■ **Exercise input**
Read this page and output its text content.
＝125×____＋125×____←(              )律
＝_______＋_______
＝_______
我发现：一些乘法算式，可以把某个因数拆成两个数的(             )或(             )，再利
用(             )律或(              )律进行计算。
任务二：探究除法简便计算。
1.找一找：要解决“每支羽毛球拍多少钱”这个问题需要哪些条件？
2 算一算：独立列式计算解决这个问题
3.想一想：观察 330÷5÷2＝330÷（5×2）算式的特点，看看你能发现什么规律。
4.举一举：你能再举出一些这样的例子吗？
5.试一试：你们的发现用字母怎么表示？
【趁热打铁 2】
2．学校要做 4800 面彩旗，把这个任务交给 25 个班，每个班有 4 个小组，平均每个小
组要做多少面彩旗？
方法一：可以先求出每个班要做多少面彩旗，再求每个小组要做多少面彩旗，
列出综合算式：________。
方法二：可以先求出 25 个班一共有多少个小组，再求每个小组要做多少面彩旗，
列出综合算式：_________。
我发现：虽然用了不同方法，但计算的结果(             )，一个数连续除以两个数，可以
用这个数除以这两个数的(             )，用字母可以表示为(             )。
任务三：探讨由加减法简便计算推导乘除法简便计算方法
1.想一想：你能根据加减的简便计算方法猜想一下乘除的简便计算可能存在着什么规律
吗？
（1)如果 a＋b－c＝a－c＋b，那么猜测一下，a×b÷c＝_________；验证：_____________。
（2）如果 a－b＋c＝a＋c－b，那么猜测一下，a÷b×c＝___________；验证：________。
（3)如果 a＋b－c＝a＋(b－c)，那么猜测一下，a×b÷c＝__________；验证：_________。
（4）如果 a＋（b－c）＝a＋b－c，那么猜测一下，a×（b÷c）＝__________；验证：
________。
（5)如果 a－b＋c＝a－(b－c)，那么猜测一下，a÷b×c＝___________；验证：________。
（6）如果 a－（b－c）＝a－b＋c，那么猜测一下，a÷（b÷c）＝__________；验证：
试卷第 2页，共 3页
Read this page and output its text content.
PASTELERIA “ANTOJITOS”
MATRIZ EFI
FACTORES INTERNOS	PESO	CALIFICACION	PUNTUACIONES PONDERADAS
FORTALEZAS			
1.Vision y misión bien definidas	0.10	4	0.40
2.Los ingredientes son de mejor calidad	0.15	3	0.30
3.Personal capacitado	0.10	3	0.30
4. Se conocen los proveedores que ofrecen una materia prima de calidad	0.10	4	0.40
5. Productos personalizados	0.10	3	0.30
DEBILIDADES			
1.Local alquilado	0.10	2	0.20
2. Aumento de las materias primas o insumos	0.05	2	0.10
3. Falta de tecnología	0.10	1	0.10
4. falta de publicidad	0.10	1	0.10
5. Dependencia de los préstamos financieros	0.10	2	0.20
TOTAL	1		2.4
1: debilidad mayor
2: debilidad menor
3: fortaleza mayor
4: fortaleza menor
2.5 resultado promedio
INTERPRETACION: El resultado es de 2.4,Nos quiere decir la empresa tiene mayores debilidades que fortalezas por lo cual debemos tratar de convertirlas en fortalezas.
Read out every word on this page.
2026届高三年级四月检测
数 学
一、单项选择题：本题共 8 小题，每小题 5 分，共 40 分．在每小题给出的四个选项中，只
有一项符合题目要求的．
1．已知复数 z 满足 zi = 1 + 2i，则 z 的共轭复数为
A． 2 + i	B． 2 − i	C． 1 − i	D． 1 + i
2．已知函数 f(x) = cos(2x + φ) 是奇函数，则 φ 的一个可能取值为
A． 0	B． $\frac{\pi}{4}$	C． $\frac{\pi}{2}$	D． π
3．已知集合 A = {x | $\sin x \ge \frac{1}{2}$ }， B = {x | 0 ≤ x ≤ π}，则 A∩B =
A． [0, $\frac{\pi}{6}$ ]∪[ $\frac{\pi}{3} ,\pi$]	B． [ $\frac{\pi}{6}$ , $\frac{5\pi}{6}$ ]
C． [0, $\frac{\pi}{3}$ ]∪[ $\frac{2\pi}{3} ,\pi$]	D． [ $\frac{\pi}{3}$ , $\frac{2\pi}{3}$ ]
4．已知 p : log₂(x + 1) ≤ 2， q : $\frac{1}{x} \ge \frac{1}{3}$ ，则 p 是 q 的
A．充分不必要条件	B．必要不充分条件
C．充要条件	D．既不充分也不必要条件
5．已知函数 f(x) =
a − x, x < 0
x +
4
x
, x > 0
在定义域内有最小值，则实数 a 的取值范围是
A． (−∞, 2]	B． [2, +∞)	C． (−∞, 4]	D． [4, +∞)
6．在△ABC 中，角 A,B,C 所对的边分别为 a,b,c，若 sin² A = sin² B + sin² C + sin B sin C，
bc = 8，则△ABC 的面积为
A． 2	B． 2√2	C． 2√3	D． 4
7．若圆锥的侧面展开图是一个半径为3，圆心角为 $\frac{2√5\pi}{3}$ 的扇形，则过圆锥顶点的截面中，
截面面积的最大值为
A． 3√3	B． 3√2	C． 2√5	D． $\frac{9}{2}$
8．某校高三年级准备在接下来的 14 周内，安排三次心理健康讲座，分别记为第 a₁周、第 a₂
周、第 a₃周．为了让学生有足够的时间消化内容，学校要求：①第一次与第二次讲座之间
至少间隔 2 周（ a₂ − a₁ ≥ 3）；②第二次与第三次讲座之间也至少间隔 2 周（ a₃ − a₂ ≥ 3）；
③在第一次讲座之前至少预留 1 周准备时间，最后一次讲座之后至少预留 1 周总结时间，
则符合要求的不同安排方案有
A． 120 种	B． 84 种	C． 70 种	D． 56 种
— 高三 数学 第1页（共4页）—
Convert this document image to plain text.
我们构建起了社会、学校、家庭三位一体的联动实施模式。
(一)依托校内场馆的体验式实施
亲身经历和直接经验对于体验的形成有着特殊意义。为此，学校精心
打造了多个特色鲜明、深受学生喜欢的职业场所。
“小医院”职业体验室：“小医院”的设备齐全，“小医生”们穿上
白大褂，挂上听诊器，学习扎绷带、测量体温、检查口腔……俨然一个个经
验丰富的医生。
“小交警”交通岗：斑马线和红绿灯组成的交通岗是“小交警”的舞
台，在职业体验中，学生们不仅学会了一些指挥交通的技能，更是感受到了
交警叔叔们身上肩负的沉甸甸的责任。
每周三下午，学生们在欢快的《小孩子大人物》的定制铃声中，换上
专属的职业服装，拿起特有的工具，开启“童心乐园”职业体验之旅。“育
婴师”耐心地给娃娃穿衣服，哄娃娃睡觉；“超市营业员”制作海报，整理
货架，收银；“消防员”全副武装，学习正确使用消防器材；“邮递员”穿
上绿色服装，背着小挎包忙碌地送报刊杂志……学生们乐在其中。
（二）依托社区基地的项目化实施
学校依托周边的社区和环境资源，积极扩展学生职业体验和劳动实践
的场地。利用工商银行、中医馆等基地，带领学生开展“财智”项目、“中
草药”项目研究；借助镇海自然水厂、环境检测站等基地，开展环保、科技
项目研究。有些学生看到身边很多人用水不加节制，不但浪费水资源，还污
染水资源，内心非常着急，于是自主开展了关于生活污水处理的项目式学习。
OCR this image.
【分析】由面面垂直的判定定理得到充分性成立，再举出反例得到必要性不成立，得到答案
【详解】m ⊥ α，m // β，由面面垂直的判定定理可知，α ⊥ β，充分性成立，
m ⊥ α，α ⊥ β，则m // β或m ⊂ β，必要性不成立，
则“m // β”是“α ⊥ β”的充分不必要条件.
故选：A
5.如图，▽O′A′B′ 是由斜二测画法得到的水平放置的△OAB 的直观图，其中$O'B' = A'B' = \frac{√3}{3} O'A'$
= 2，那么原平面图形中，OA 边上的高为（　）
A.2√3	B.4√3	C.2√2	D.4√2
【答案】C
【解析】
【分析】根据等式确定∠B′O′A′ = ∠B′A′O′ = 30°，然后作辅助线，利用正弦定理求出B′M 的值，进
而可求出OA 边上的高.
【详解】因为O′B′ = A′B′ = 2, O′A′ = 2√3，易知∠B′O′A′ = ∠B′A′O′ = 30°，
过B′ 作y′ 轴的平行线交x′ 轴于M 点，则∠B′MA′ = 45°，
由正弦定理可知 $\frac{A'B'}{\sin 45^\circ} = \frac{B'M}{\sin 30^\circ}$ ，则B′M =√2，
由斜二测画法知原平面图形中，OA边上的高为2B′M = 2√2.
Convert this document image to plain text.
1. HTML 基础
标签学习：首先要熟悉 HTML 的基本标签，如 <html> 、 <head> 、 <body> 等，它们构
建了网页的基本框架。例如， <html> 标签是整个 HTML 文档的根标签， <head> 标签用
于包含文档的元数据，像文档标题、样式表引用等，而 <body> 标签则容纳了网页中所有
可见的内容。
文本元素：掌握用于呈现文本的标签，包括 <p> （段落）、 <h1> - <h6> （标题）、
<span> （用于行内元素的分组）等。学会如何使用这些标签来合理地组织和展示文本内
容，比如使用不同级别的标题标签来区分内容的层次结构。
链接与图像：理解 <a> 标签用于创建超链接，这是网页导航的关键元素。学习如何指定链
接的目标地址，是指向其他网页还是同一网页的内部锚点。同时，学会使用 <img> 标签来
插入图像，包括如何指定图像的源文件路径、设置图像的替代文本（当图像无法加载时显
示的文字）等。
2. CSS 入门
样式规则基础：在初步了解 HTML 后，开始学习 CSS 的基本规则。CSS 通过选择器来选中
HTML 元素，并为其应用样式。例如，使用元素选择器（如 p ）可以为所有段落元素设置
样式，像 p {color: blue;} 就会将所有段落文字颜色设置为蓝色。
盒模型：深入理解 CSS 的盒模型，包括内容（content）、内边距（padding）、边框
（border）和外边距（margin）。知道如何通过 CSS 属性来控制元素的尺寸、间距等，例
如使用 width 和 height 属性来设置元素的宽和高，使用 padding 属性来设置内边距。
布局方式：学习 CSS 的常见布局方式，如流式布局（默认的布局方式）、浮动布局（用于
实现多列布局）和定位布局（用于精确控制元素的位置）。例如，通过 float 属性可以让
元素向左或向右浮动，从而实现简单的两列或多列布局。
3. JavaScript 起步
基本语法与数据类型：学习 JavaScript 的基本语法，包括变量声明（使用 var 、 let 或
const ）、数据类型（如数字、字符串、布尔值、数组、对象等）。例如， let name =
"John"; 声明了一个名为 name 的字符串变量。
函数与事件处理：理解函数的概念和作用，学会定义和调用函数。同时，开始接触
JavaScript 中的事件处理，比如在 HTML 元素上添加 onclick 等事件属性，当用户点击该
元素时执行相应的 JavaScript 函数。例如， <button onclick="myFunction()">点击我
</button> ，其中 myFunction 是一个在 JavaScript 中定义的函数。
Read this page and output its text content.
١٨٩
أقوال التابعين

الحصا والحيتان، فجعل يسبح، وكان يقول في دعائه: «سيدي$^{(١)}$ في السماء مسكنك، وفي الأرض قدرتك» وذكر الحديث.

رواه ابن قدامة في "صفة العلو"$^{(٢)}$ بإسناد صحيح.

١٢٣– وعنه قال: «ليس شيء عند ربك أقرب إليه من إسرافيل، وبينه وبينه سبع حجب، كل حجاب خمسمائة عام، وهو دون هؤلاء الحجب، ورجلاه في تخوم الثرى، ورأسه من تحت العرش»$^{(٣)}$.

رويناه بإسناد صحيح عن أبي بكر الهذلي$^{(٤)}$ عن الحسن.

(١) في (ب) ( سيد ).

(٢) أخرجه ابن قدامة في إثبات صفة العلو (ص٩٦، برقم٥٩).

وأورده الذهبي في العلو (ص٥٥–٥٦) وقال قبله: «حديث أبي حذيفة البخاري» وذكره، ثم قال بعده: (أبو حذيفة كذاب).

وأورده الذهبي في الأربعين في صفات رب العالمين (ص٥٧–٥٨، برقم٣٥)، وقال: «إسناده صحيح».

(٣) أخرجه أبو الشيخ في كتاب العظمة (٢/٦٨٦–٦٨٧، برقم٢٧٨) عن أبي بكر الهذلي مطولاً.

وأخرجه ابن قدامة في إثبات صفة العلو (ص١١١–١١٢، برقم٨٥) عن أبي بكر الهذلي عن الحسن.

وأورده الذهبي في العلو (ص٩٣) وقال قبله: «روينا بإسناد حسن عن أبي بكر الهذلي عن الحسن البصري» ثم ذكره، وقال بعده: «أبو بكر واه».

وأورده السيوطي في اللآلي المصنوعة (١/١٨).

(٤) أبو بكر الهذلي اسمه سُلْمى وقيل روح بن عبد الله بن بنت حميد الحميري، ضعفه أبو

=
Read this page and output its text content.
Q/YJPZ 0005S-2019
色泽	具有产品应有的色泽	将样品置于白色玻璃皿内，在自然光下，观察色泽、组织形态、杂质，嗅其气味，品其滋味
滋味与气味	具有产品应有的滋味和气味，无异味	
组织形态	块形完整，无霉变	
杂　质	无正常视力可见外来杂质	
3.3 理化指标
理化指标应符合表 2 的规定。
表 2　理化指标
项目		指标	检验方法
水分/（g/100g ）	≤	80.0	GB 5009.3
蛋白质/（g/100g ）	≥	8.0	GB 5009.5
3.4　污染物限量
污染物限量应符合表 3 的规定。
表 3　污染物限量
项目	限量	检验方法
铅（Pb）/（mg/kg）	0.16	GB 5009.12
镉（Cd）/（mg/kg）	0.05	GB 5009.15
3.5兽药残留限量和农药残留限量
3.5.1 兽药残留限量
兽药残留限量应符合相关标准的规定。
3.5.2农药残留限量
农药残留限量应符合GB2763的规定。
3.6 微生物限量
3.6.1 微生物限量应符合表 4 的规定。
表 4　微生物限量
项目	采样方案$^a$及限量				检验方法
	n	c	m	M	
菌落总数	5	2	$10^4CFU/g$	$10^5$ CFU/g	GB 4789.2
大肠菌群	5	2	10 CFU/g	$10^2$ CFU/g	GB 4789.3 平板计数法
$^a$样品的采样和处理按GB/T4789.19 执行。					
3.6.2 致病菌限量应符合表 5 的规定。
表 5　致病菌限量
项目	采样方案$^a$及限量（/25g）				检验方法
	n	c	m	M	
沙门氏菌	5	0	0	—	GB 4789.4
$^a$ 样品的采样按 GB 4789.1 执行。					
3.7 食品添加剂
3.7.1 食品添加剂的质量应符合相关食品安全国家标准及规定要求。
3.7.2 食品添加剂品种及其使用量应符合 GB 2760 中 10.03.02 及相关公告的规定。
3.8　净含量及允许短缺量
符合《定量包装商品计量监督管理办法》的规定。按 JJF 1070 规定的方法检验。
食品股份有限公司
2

■ **Exercise directions**
Note how many lines in the listing above hold the string "采样方案", then give only that figure.

■ **The completed task**
2